Reproduce each line of the listing exactly.
* * * * *
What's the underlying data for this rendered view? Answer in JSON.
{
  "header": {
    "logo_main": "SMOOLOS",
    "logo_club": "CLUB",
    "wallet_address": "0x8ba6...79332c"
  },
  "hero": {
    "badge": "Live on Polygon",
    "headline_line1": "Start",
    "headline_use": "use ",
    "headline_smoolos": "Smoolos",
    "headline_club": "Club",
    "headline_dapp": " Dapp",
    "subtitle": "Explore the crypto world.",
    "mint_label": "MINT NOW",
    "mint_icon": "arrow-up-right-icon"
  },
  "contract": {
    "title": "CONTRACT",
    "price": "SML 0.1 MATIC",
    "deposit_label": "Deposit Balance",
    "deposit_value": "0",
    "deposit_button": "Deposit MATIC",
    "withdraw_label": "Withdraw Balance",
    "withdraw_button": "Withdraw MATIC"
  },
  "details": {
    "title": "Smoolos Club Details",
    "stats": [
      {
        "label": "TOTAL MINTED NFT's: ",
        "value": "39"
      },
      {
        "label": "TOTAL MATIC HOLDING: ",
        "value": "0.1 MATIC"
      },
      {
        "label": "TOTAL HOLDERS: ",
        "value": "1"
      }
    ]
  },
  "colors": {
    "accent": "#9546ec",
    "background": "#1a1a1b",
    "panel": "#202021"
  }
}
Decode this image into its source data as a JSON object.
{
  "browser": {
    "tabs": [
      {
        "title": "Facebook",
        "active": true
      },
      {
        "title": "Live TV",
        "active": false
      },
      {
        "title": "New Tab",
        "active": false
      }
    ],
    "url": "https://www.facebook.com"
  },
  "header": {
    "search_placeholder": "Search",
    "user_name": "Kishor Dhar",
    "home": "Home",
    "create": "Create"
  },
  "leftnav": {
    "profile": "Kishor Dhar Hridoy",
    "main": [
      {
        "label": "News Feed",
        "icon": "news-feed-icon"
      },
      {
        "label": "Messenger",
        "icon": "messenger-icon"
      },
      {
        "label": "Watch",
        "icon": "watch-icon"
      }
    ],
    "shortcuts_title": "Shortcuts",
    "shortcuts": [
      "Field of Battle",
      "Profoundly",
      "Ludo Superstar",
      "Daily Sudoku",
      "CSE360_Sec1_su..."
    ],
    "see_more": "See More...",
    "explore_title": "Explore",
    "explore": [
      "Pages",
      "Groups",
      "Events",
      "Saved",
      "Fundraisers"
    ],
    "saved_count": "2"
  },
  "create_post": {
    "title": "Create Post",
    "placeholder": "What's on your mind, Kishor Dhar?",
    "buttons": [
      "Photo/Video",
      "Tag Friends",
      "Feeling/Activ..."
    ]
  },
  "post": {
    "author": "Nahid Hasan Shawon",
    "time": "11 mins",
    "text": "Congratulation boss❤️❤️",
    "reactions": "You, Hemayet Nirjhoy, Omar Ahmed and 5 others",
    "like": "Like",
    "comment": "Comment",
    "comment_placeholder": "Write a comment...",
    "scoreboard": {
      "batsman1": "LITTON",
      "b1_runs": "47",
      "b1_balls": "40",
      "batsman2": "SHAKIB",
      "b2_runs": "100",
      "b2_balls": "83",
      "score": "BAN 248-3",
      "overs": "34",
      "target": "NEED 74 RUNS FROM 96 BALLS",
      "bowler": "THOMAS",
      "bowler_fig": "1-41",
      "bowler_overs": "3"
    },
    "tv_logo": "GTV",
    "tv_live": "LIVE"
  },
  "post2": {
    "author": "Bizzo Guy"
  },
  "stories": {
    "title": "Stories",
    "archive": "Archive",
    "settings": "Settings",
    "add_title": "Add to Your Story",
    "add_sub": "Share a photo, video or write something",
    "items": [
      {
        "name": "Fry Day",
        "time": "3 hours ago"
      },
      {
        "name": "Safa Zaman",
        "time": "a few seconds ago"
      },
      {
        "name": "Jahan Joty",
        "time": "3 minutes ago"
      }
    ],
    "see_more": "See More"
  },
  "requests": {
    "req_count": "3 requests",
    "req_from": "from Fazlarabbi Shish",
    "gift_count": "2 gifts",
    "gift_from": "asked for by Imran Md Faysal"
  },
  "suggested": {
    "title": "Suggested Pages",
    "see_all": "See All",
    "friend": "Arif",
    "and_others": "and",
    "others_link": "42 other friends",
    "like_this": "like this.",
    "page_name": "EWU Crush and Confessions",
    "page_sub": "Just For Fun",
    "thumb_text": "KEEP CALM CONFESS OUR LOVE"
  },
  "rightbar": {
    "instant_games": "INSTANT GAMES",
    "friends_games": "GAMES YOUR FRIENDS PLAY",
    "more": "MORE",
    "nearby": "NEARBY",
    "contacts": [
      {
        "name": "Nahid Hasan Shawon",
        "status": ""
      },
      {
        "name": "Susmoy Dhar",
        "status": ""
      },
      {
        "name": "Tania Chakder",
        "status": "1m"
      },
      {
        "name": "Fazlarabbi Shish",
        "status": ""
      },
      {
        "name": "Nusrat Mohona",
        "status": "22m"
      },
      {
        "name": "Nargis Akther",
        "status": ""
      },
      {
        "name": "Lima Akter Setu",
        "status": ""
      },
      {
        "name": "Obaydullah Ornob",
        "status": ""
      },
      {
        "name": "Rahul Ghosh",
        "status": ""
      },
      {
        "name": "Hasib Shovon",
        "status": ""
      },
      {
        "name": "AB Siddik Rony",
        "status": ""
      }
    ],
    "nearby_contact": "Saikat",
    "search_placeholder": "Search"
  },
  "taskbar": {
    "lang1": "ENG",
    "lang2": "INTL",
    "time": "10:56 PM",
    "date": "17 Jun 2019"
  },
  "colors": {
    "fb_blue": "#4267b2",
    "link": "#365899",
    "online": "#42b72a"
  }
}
* * * * *
[Output for this exercise]
What's the underlying data for this rendered view? Answer in JSON.
{
  "header": {
    "logo_main": "SMOOLOS",
    "logo_club": "CLUB",
    "wallet_address": "0x8ba6...79332c"
  },
  "hero": {
    "badge": "Live on Polygon",
    "headline_line1": "Start",
    "headline_use": "use ",
    "headline_smoolos": "Smoolos",
    "headline_club": "Club",
    "headline_dapp": " Dapp",
    "subtitle": "Explore the crypto world.",
    "mint_label": "MINT NOW",
    "mint_icon": "arrow-up-right-icon"
  },
  "contract": {
    "title": "CONTRACT",
    "price": "SML 0.1 MATIC",
    "deposit_label": "Deposit Balance",
    "deposit_value": "0",
    "deposit_button": "Deposit MATIC",
    "withdraw_label": "Withdraw Balance",
    "withdraw_button": "Withdraw MATIC"
  },
  "details": {
    "title": "Smoolos Club Details",
    "stats": [
      {
        "label": "TOTAL MINTED NFT's: ",
        "value": "39"
      },
      {
        "label": "TOTAL MATIC HOLDING: ",
        "value": "0.1 MATIC"
      },
      {
        "label": "TOTAL HOLDERS: ",
        "value": "1"
      }
    ]
  },
  "colors": {
    "accent": "#9546ec",
    "background": "#1a1a1b",
    "panel": "#202021"
  }
}
Decode this image into its source data as a JSON object.
{
  "browser": {
    "tabs": [
      {
        "title": "Facebook",
        "active": true
      },
      {
        "title": "Live TV",
        "active": false
      },
      {
        "title": "New Tab",
        "active": false
      }
    ],
    "url": "https://www.facebook.com"
  },
  "header": {
    "search_placeholder": "Search",
    "user_name": "Kishor Dhar",
    "home": "Home",
    "create": "Create"
  },
  "leftnav": {
    "profile": "Kishor Dhar Hridoy",
    "main": [
      {
        "label": "News Feed",
        "icon": "news-feed-icon"
      },
      {
        "label": "Messenger",
        "icon": "messenger-icon"
      },
      {
        "label": "Watch",
        "icon": "watch-icon"
      }
    ],
    "shortcuts_title": "Shortcuts",
    "shortcuts": [
      "Field of Battle",
      "Profoundly",
      "Ludo Superstar",
      "Daily Sudoku",
      "CSE360_Sec1_su..."
    ],
    "see_more": "See More...",
    "explore_title": "Explore",
    "explore": [
      "Pages",
      "Groups",
      "Events",
      "Saved",
      "Fundraisers"
    ],
    "saved_count": "2"
  },
  "create_post": {
    "title": "Create Post",
    "placeholder": "What's on your mind, Kishor Dhar?",
    "buttons": [
      "Photo/Video",
      "Tag Friends",
      "Feeling/Activ..."
    ]
  },
  "post": {
    "author": "Nahid Hasan Shawon",
    "time": "11 mins",
    "text": "Congratulation boss❤️❤️",
    "reactions": "You, Hemayet Nirjhoy, Omar Ahmed and 5 others",
    "like": "Like",
    "comment": "Comment",
    "comment_placeholder": "Write a comment...",
    "scoreboard": {
      "batsman1": "LITTON",
      "b1_runs": "47",
      "b1_balls": "40",
      "batsman2": "SHAKIB",
      "b2_runs": "100",
      "b2_balls": "83",
      "score": "BAN 248-3",
      "overs": "34",
      "target": "NEED 74 RUNS FROM 96 BALLS",
      "bowler": "THOMAS",
      "bowler_fig": "1-41",
      "bowler_overs": "3"
    },
    "tv_logo": "GTV",
    "tv_live": "LIVE"
  },
  "post2": {
    "author": "Bizzo Guy"
  },
  "stories": {
    "title": "Stories",
    "archive": "Archive",
    "settings": "Settings",
    "add_title": "Add to Your Story",
    "add_sub": "Share a photo, video or write something",
    "items": [
      {
        "name": "Fry Day",
        "time": "3 hours ago"
      },
      {
        "name": "Safa Zaman",
        "time": "a few seconds ago"
      },
      {
        "name": "Jahan Joty",
        "time": "3 minutes ago"
      }
    ],
    "see_more": "See More"
  },
  "requests": {
    "req_count": "3 requests",
    "req_from": "from Fazlarabbi Shish",
    "gift_count": "2 gifts",
    "gift_from": "asked for by Imran Md Faysal"
  },
  "suggested": {
    "title": "Suggested Pages",
    "see_all": "See All",
    "friend": "Arif",
    "and_others": "and",
    "others_link": "42 other friends",
    "like_this": "like this.",
    "page_name": "EWU Crush and Confessions",
    "page_sub": "Just For Fun",
    "thumb_text": "KEEP CALM CONFESS OUR LOVE"
  },
  "rightbar": {
    "instant_games": "INSTANT GAMES",
    "friends_games": "GAMES YOUR FRIENDS PLAY",
    "more": "MORE",
    "nearby": "NEARBY",
    "contacts": [
      {
        "name": "Nahid Hasan Shawon",
        "status": ""
      },
      {
        "name": "Susmoy Dhar",
        "status": ""
      },
      {
        "name": "Tania Chakder",
        "status": "1m"
      },
      {
        "name": "Fazlarabbi Shish",
        "status": ""
      },
      {
        "name": "Nusrat Mohona",
        "status": "22m"
      },
      {
        "name": "Nargis Akther",
        "status": ""
      },
      {
        "name": "Lima Akter Setu",
        "status": ""
      },
      {
        "name": "Obaydullah Ornob",
        "status": ""
      },
      {
        "name": "Rahul Ghosh",
        "status": ""
      },
      {
        "name": "Hasib Shovon",
        "status": ""
      },
      {
        "name": "AB Siddik Rony",
        "status": ""
      }
    ],
    "nearby_contact": "Saikat",
    "search_placeholder": "Search"
  },
  "taskbar": {
    "lang1": "ENG",
    "lang2": "INTL",
    "time": "10:56 PM",
    "date": "17 Jun 2019"
  },
  "colors": {
    "fb_blue": "#4267b2",
    "link": "#365899",
    "online": "#42b72a"
  }
}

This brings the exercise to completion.